__Task input__
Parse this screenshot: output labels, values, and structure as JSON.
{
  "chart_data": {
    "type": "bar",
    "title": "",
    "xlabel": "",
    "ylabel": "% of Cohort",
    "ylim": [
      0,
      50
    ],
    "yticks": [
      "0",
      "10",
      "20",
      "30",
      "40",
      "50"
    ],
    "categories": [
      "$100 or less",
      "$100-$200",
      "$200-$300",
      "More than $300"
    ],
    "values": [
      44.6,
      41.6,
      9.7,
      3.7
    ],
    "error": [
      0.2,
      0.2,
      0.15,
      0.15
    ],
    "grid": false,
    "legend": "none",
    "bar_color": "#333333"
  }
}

__Task to carry out__
Output the entries verbatim.

__Answer to the problem__
Parse this screenshot: output labels, values, and structure as JSON.
{
  "chart_data": {
    "type": "bar",
    "title": "",
    "xlabel": "",
    "ylabel": "% of Cohort",
    "ylim": [
      0,
      50
    ],
    "yticks": [
      "0",
      "10",
      "20",
      "30",
      "40",
      "50"
    ],
    "categories": [
      "$100 or less",
      "$100-$200",
      "$200-$300",
      "More than $300"
    ],
    "values": [
      44.6,
      41.6,
      9.7,
      3.7
    ],
    "error": [
      0.2,
      0.2,
      0.15,
      0.15
    ],
    "grid": false,
    "legend": "none",
    "bar_color": "#333333"
  }
}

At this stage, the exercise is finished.